▶ **Task to carry out**: Gather all lines from the material that contain the word "first".

▶ **Stored records**:
----------------

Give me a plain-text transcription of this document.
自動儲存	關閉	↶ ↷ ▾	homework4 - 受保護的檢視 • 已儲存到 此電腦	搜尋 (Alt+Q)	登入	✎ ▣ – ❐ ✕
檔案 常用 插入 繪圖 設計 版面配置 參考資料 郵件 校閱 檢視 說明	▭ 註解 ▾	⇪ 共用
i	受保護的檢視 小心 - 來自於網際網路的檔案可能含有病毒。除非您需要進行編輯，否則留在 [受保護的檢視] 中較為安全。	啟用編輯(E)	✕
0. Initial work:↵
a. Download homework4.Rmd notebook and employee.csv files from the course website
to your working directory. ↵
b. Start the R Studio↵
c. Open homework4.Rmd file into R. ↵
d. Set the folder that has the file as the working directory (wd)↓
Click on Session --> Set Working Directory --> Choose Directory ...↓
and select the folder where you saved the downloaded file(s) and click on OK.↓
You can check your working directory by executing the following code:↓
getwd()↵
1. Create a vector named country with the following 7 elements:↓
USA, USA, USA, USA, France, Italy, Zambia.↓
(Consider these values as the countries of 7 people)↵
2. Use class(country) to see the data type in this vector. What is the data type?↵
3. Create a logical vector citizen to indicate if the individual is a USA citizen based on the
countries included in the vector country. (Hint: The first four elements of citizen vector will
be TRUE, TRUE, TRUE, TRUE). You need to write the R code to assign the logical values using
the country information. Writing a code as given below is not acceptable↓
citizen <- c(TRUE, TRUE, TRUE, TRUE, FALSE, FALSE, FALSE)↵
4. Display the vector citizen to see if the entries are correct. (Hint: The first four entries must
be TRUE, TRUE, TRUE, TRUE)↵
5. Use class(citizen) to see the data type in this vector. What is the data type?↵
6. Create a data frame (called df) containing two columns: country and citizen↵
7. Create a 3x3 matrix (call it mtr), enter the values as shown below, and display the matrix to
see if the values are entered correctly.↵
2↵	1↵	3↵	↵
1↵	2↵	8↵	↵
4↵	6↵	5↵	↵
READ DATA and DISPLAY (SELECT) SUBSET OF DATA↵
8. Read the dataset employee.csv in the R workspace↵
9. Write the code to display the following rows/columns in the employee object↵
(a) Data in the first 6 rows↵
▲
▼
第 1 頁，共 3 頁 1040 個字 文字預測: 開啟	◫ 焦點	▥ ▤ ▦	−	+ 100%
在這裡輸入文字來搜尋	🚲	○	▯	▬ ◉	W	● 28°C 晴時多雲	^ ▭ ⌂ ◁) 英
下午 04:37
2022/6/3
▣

----------------

▶ **Task response**:
countries included in the vector country. (Hint: The first four elements of citizen vector will
4. Display the vector citizen to see if the entries are correct. (Hint: The first four entries must
(a) Data in the first 6 rows↵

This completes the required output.